§ Written request
Leave out the pictures and repeat every record exactly.
--------------------
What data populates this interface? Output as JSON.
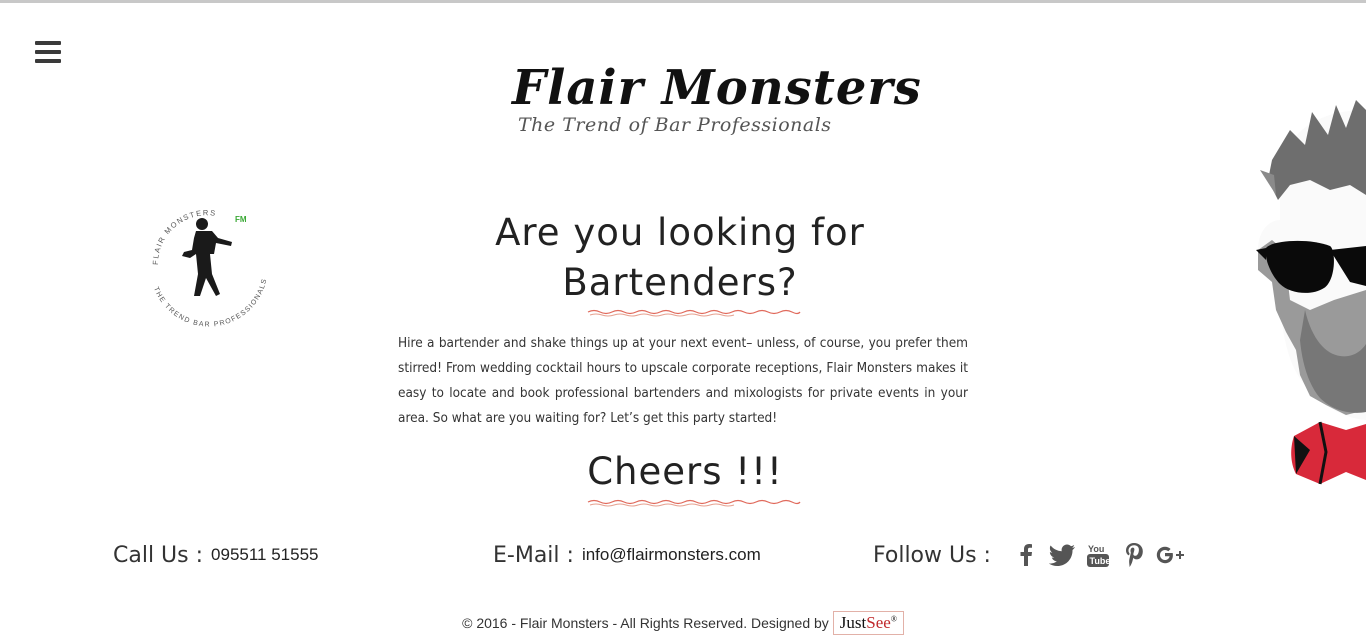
{
  "header": {
    "brand_title": "Flair Monsters",
    "brand_tagline": "The Trend of Bar Professionals",
    "menu_icon": "hamburger-icon"
  },
  "badge": {
    "top_text": "FLAIR   MONSTERS",
    "initials": "FM",
    "bottom_text": "THE TREND BAR PROFESSIONALS"
  },
  "main": {
    "headline_line1": "Are you looking for",
    "headline_line2": "Bartenders?",
    "intro": "Hire a bartender and shake things up at your next event– unless, of course, you prefer them stirred! From wedding cocktail hours to upscale corporate receptions, Flair Monsters makes it easy to locate and book professional bartenders and mixologists for private events in your area. So what are you waiting for? Let’s get this party started!",
    "cheers": "Cheers !!!"
  },
  "contact": {
    "call_label": "Call Us :",
    "call_value": "095511 51555",
    "email_label": "E-Mail :",
    "email_value": "info@flairmonsters.com",
    "follow_label": "Follow Us :",
    "social": [
      "facebook-icon",
      "twitter-icon",
      "youtube-icon",
      "pinterest-icon",
      "google-plus-icon"
    ]
  },
  "footer": {
    "copyright": "© 2016 - Flair Monsters - All Rights Reserved. Designed by",
    "credit_just": "Just",
    "credit_see": "See",
    "credit_mark": "®"
  },
  "colors": {
    "accent_red": "#c0282b",
    "badge_green": "#3aa935",
    "text_dark": "#222222"
  }
}
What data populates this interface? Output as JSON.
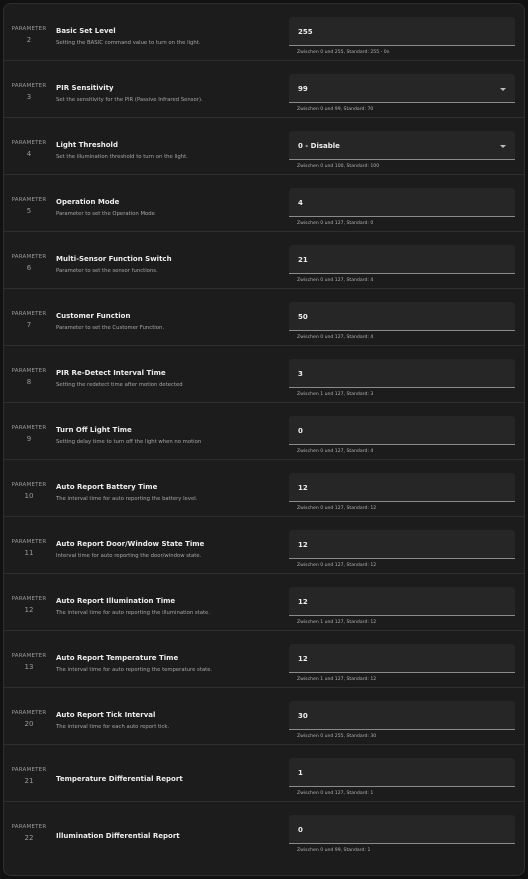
{
  "param_label": "PARAMETER",
  "rows": [
    {
      "num": "2",
      "title": "Basic Set Level",
      "desc": "Setting the BASIC command value to turn on the light.",
      "value": "255",
      "dropdown": false,
      "hint": "Zwischen 0 und 255, Standard: 255 - 0n"
    },
    {
      "num": "3",
      "title": "PIR Sensitivity",
      "desc": "Set the sensitivity for the PIR (Passive Infrared Sensor).",
      "value": "99",
      "dropdown": true,
      "hint": "Zwischen 0 und 99, Standard: 70"
    },
    {
      "num": "4",
      "title": "Light Threshold",
      "desc": "Set the illumination threshold to turn on the light.",
      "value": "0 - Disable",
      "dropdown": true,
      "hint": "Zwischen 0 und 100, Standard: 100"
    },
    {
      "num": "5",
      "title": "Operation Mode",
      "desc": "Parameter to set the Operation Mode",
      "value": "4",
      "dropdown": false,
      "hint": "Zwischen 0 und 127, Standard: 0"
    },
    {
      "num": "6",
      "title": "Multi-Sensor Function Switch",
      "desc": "Parameter to set the sensor functions.",
      "value": "21",
      "dropdown": false,
      "hint": "Zwischen 0 und 127, Standard: 4"
    },
    {
      "num": "7",
      "title": "Customer Function",
      "desc": "Parameter to set the Customer Function.",
      "value": "50",
      "dropdown": false,
      "hint": "Zwischen 0 und 127, Standard: 4"
    },
    {
      "num": "8",
      "title": "PIR Re-Detect Interval Time",
      "desc": "Setting the redetect time after motion detected",
      "value": "3",
      "dropdown": false,
      "hint": "Zwischen 1 und 127, Standard: 3"
    },
    {
      "num": "9",
      "title": "Turn Off Light Time",
      "desc": "Setting delay time to turn off the light when no motion",
      "value": "0",
      "dropdown": false,
      "hint": "Zwischen 0 und 127, Standard: 4"
    },
    {
      "num": "10",
      "title": "Auto Report Battery Time",
      "desc": "The interval time for auto reporting the battery level.",
      "value": "12",
      "dropdown": false,
      "hint": "Zwischen 0 und 127, Standard: 12"
    },
    {
      "num": "11",
      "title": "Auto Report Door/Window State Time",
      "desc": "Interval time for auto reporting the door/window state.",
      "value": "12",
      "dropdown": false,
      "hint": "Zwischen 0 und 127, Standard: 12"
    },
    {
      "num": "12",
      "title": "Auto Report Illumination Time",
      "desc": "The interval time for auto reporting the illumination state.",
      "value": "12",
      "dropdown": false,
      "hint": "Zwischen 1 und 127, Standard: 12"
    },
    {
      "num": "13",
      "title": "Auto Report Temperature Time",
      "desc": "The interval time for auto reporting the temperature state.",
      "value": "12",
      "dropdown": false,
      "hint": "Zwischen 1 und 127, Standard: 12"
    },
    {
      "num": "20",
      "title": "Auto Report Tick Interval",
      "desc": "The interval time for each auto report tick.",
      "value": "30",
      "dropdown": false,
      "hint": "Zwischen 0 und 255, Standard: 30"
    },
    {
      "num": "21",
      "title": "Temperature Differential Report",
      "desc": "",
      "value": "1",
      "dropdown": false,
      "hint": "Zwischen 0 und 127, Standard: 1"
    },
    {
      "num": "22",
      "title": "Illumination Differential Report",
      "desc": "",
      "value": "0",
      "dropdown": false,
      "hint": "Zwischen 0 und 99, Standard: 1"
    }
  ]
}
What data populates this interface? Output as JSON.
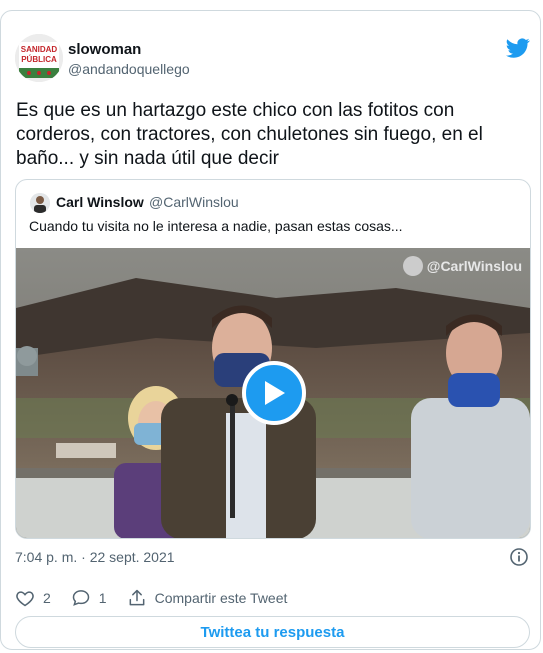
{
  "author": {
    "name": "slowoman",
    "handle": "@andandoquellego",
    "avatar_text_top": "SANIDAD",
    "avatar_text_bottom": "PÚBLICA"
  },
  "tweet": {
    "text": "Es que es un hartazgo este chico con las fotitos con corderos, con tractores, con chuletones sin fuego, en el baño... y sin nada útil que decir"
  },
  "quote": {
    "name": "Carl Winslow",
    "handle": "@CarlWinslou",
    "text": "Cuando tu visita no le interesa a nadie, pasan estas cosas...",
    "watermark": "@CarlWinslou"
  },
  "meta": {
    "timestamp": "7:04 p. m. · 22 sept. 2021"
  },
  "actions": {
    "likes": "2",
    "replies": "1",
    "share_label": "Compartir este Tweet"
  },
  "reply_button": {
    "label": "Twittea tu respuesta"
  },
  "colors": {
    "accent": "#1d9bf0",
    "secondary_text": "#536471",
    "border": "#cfd9de"
  },
  "icons": [
    "twitter-bird-icon",
    "heart-icon",
    "reply-bubble-icon",
    "share-icon",
    "info-icon",
    "play-icon"
  ]
}
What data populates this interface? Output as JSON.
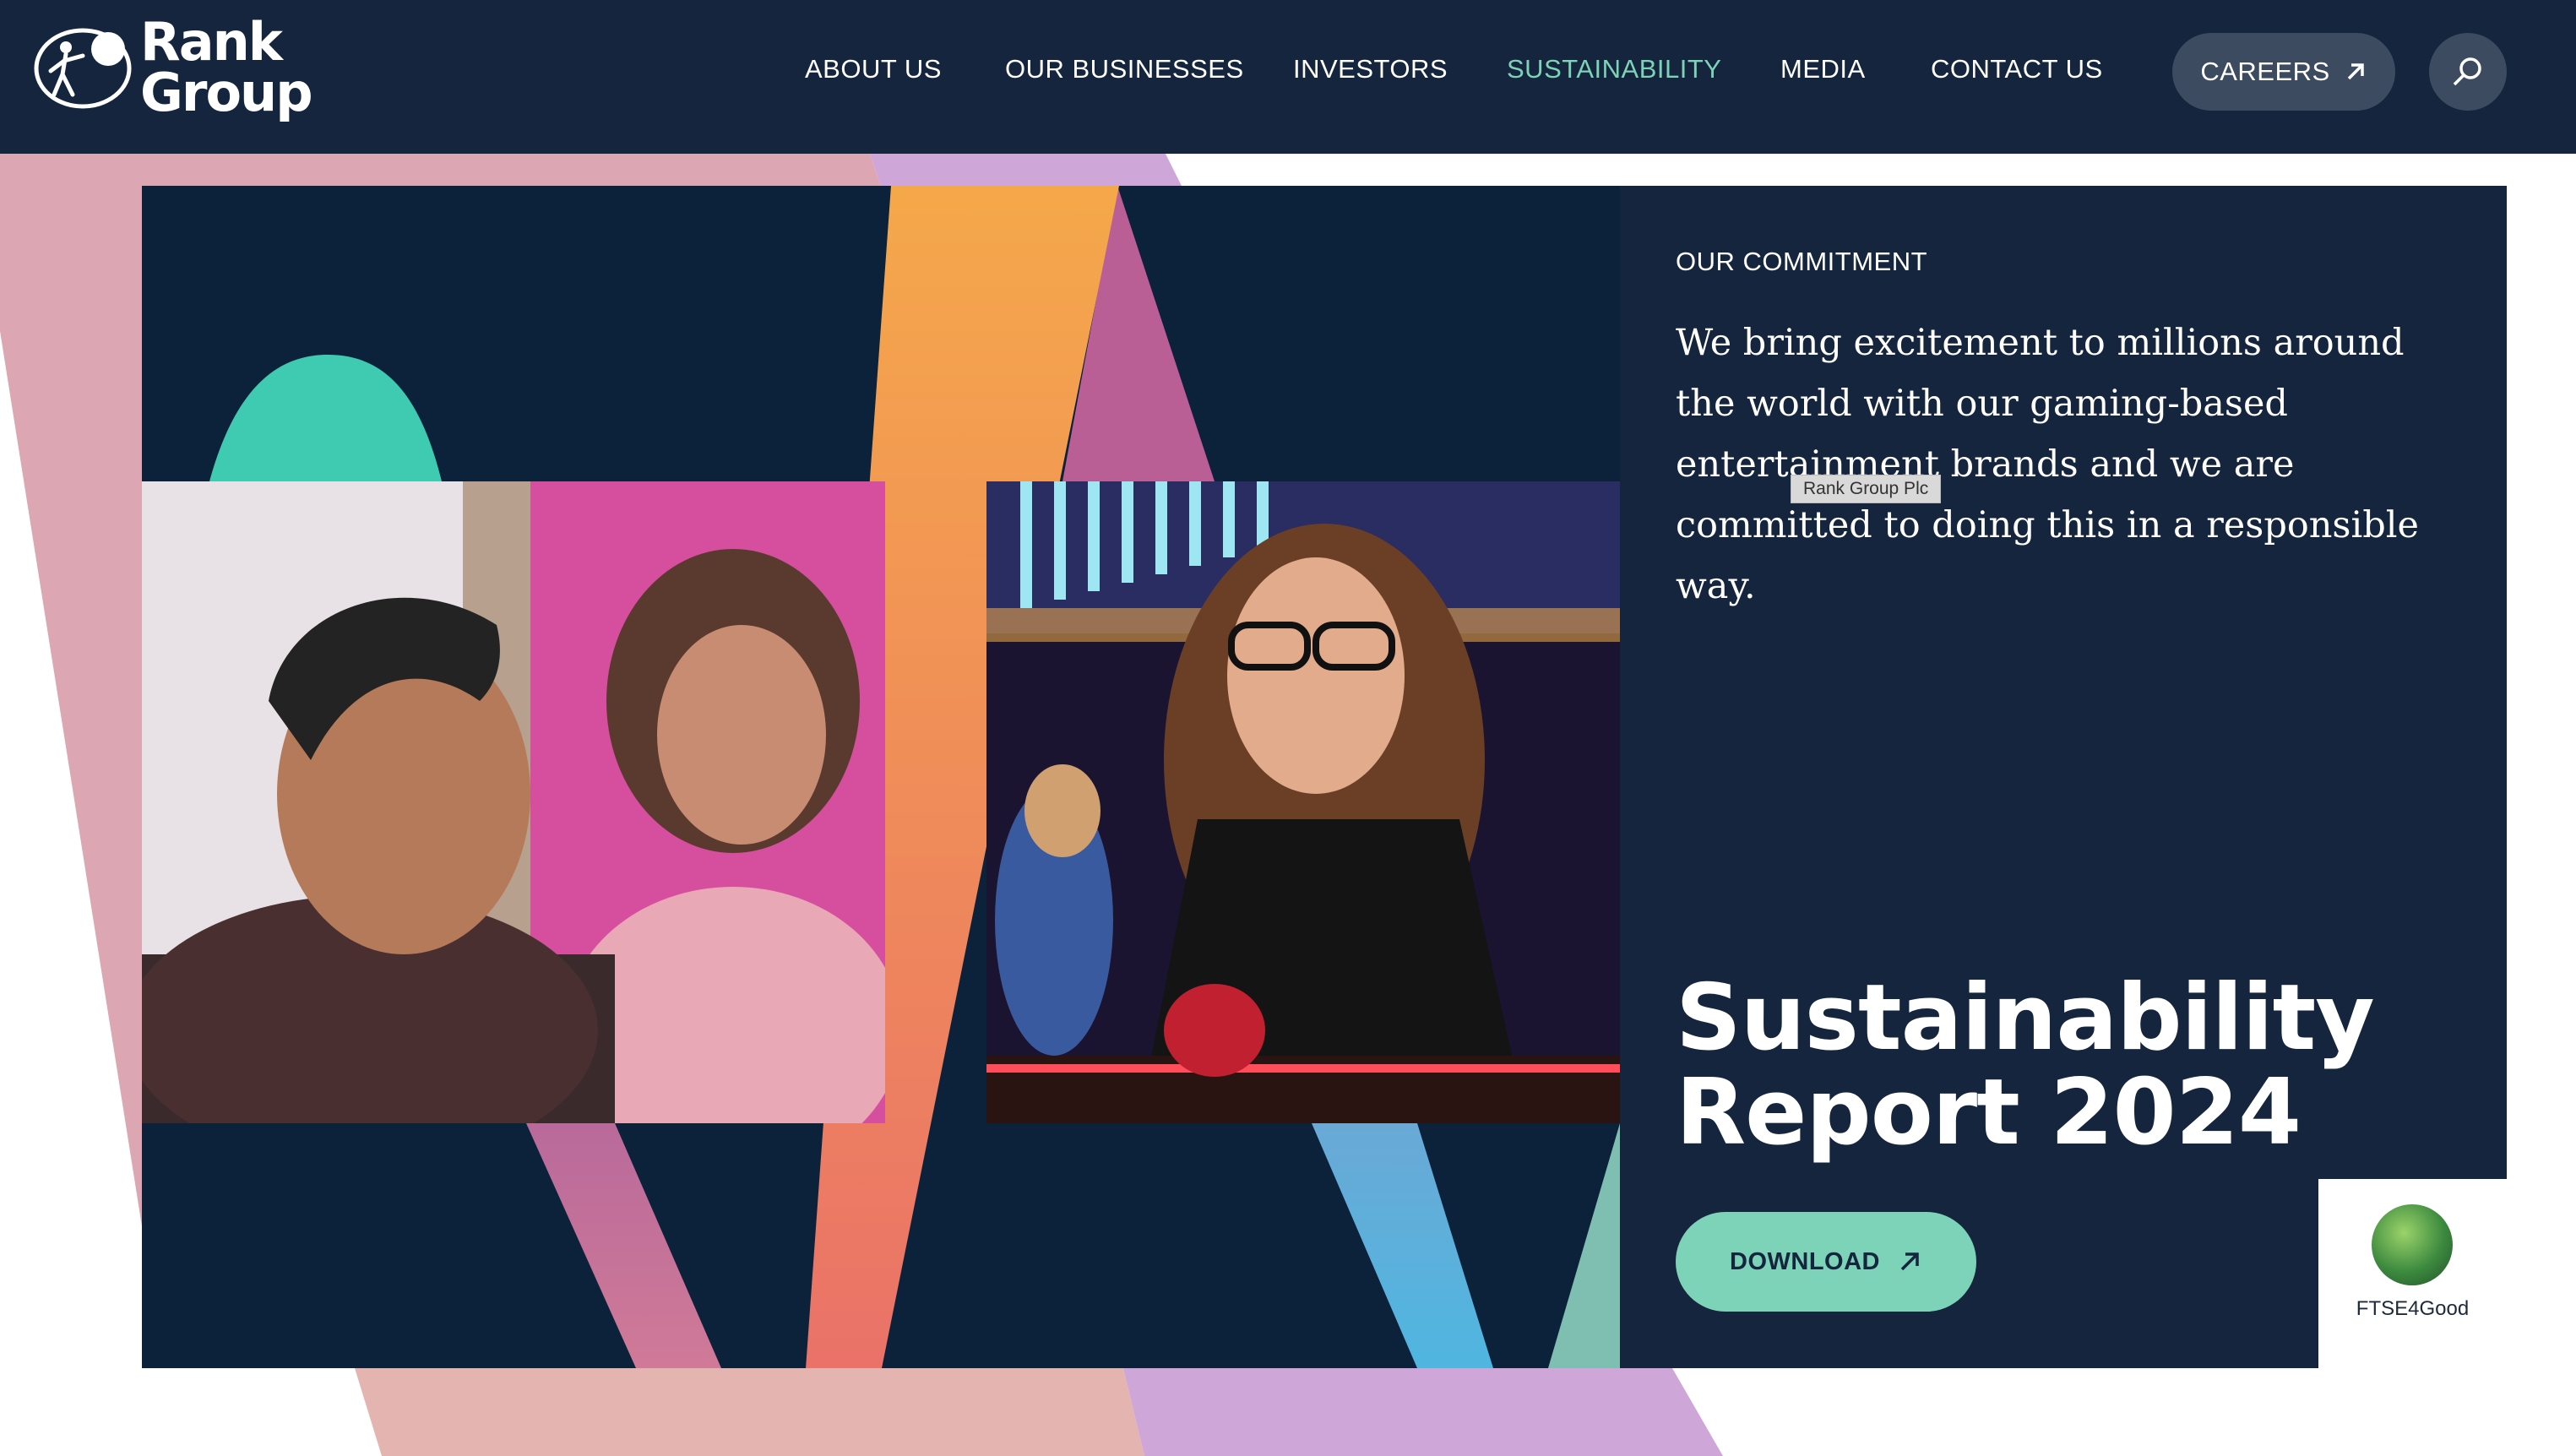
{
  "header": {
    "logo": {
      "line1": "Rank",
      "line2": "Group"
    },
    "nav": [
      {
        "label": "ABOUT US"
      },
      {
        "label": "OUR BUSINESSES"
      },
      {
        "label": "INVESTORS"
      },
      {
        "label": "SUSTAINABILITY",
        "active": true
      },
      {
        "label": "MEDIA"
      },
      {
        "label": "CONTACT US"
      }
    ],
    "careers_label": "CAREERS",
    "search_icon": "search-icon",
    "external_icon": "arrow-up-right-icon"
  },
  "hero": {
    "eyebrow": "OUR COMMITMENT",
    "commitment": "We bring excitement to millions around the world with our gaming-based entertainment brands and we are committed to doing this in a responsible way.",
    "tooltip": "Rank Group Plc",
    "title_line1": "Sustainability",
    "title_line2": "Report 2024",
    "download_label": "DOWNLOAD",
    "badge_label": "FTSE4Good"
  },
  "colors": {
    "navy": "#14253d",
    "accent_teal": "#7dd3b7",
    "orange": "#f2a24a",
    "pink": "#e2a7b6",
    "lilac": "#cfa6d8"
  }
}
--------------------
§ Correct output
What data populates this interface? Output as JSON.
{
  "header": {
    "brand_title": "Flair Monsters",
    "brand_tagline": "The Trend of Bar Professionals",
    "menu_icon": "hamburger-icon"
  },
  "badge": {
    "top_text": "FLAIR   MONSTERS",
    "initials": "FM",
    "bottom_text": "THE TREND BAR PROFESSIONALS"
  },
  "main": {
    "headline_line1": "Are you looking for",
    "headline_line2": "Bartenders?",
    "intro": "Hire a bartender and shake things up at your next event– unless, of course, you prefer them stirred! From wedding cocktail hours to upscale corporate receptions, Flair Monsters makes it easy to locate and book professional bartenders and mixologists for private events in your area. So what are you waiting for? Let’s get this party started!",
    "cheers": "Cheers !!!"
  },
  "contact": {
    "call_label": "Call Us :",
    "call_value": "095511 51555",
    "email_label": "E-Mail :",
    "email_value": "info@flairmonsters.com",
    "follow_label": "Follow Us :",
    "social": [
      "facebook-icon",
      "twitter-icon",
      "youtube-icon",
      "pinterest-icon",
      "google-plus-icon"
    ]
  },
  "footer": {
    "copyright": "© 2016 - Flair Monsters - All Rights Reserved. Designed by",
    "credit_just": "Just",
    "credit_see": "See",
    "credit_mark": "®"
  },
  "colors": {
    "accent_red": "#c0282b",
    "badge_green": "#3aa935",
    "text_dark": "#222222"
  }
}
What data populates this interface? Output as JSON.
{
  "param_label": "PARAMETER",
  "rows": [
    {
      "num": "2",
      "title": "Basic Set Level",
      "desc": "Setting the BASIC command value to turn on the light.",
      "value": "255",
      "dropdown": false,
      "hint": "Zwischen 0 und 255, Standard: 255 - 0n"
    },
    {
      "num": "3",
      "title": "PIR Sensitivity",
      "desc": "Set the sensitivity for the PIR (Passive Infrared Sensor).",
      "value": "99",
      "dropdown": true,
      "hint": "Zwischen 0 und 99, Standard: 70"
    },
    {
      "num": "4",
      "title": "Light Threshold",
      "desc": "Set the illumination threshold to turn on the light.",
      "value": "0 - Disable",
      "dropdown": true,
      "hint": "Zwischen 0 und 100, Standard: 100"
    },
    {
      "num": "5",
      "title": "Operation Mode",
      "desc": "Parameter to set the Operation Mode",
      "value": "4",
      "dropdown": false,
      "hint": "Zwischen 0 und 127, Standard: 0"
    },
    {
      "num": "6",
      "title": "Multi-Sensor Function Switch",
      "desc": "Parameter to set the sensor functions.",
      "value": "21",
      "dropdown": false,
      "hint": "Zwischen 0 und 127, Standard: 4"
    },
    {
      "num": "7",
      "title": "Customer Function",
      "desc": "Parameter to set the Customer Function.",
      "value": "50",
      "dropdown": false,
      "hint": "Zwischen 0 und 127, Standard: 4"
    },
    {
      "num": "8",
      "title": "PIR Re-Detect Interval Time",
      "desc": "Setting the redetect time after motion detected",
      "value": "3",
      "dropdown": false,
      "hint": "Zwischen 1 und 127, Standard: 3"
    },
    {
      "num": "9",
      "title": "Turn Off Light Time",
      "desc": "Setting delay time to turn off the light when no motion",
      "value": "0",
      "dropdown": false,
      "hint": "Zwischen 0 und 127, Standard: 4"
    },
    {
      "num": "10",
      "title": "Auto Report Battery Time",
      "desc": "The interval time for auto reporting the battery level.",
      "value": "12",
      "dropdown": false,
      "hint": "Zwischen 0 und 127, Standard: 12"
    },
    {
      "num": "11",
      "title": "Auto Report Door/Window State Time",
      "desc": "Interval time for auto reporting the door/window state.",
      "value": "12",
      "dropdown": false,
      "hint": "Zwischen 0 und 127, Standard: 12"
    },
    {
      "num": "12",
      "title": "Auto Report Illumination Time",
      "desc": "The interval time for auto reporting the illumination state.",
      "value": "12",
      "dropdown": false,
      "hint": "Zwischen 1 und 127, Standard: 12"
    },
    {
      "num": "13",
      "title": "Auto Report Temperature Time",
      "desc": "The interval time for auto reporting the temperature state.",
      "value": "12",
      "dropdown": false,
      "hint": "Zwischen 1 und 127, Standard: 12"
    },
    {
      "num": "20",
      "title": "Auto Report Tick Interval",
      "desc": "The interval time for each auto report tick.",
      "value": "30",
      "dropdown": false,
      "hint": "Zwischen 0 und 255, Standard: 30"
    },
    {
      "num": "21",
      "title": "Temperature Differential Report",
      "desc": "",
      "value": "1",
      "dropdown": false,
      "hint": "Zwischen 0 und 127, Standard: 1"
    },
    {
      "num": "22",
      "title": "Illumination Differential Report",
      "desc": "",
      "value": "0",
      "dropdown": false,
      "hint": "Zwischen 0 und 99, Standard: 1"
    }
  ]
}
What data populates this interface? Output as JSON.
{
  "author": {
    "name": "slowoman",
    "handle": "@andandoquellego",
    "avatar_text_top": "SANIDAD",
    "avatar_text_bottom": "PÚBLICA"
  },
  "tweet": {
    "text": "Es que es un hartazgo este chico con las fotitos con corderos, con tractores, con chuletones sin fuego, en el baño... y sin nada útil que decir"
  },
  "quote": {
    "name": "Carl Winslow",
    "handle": "@CarlWinslou",
    "text": "Cuando tu visita no le interesa a nadie, pasan estas cosas...",
    "watermark": "@CarlWinslou"
  },
  "meta": {
    "timestamp": "7:04 p. m. · 22 sept. 2021"
  },
  "actions": {
    "likes": "2",
    "replies": "1",
    "share_label": "Compartir este Tweet"
  },
  "reply_button": {
    "label": "Twittea tu respuesta"
  },
  "colors": {
    "accent": "#1d9bf0",
    "secondary_text": "#536471",
    "border": "#cfd9de"
  },
  "icons": [
    "twitter-bird-icon",
    "heart-icon",
    "reply-bubble-icon",
    "share-icon",
    "info-icon",
    "play-icon"
  ]
}
What data populates this interface? Output as JSON.
{
  "header": {
    "logo": {
      "line1": "Rank",
      "line2": "Group"
    },
    "nav": [
      {
        "label": "ABOUT US"
      },
      {
        "label": "OUR BUSINESSES"
      },
      {
        "label": "INVESTORS"
      },
      {
        "label": "SUSTAINABILITY",
        "active": true
      },
      {
        "label": "MEDIA"
      },
      {
        "label": "CONTACT US"
      }
    ],
    "careers_label": "CAREERS",
    "search_icon": "search-icon",
    "external_icon": "arrow-up-right-icon"
  },
  "hero": {
    "eyebrow": "OUR COMMITMENT",
    "commitment": "We bring excitement to millions around the world with our gaming-based entertainment brands and we are committed to doing this in a responsible way.",
    "tooltip": "Rank Group Plc",
    "title_line1": "Sustainability",
    "title_line2": "Report 2024",
    "download_label": "DOWNLOAD",
    "badge_label": "FTSE4Good"
  },
  "colors": {
    "navy": "#14253d",
    "accent_teal": "#7dd3b7",
    "orange": "#f2a24a",
    "pink": "#e2a7b6",
    "lilac": "#cfa6d8"
  }
}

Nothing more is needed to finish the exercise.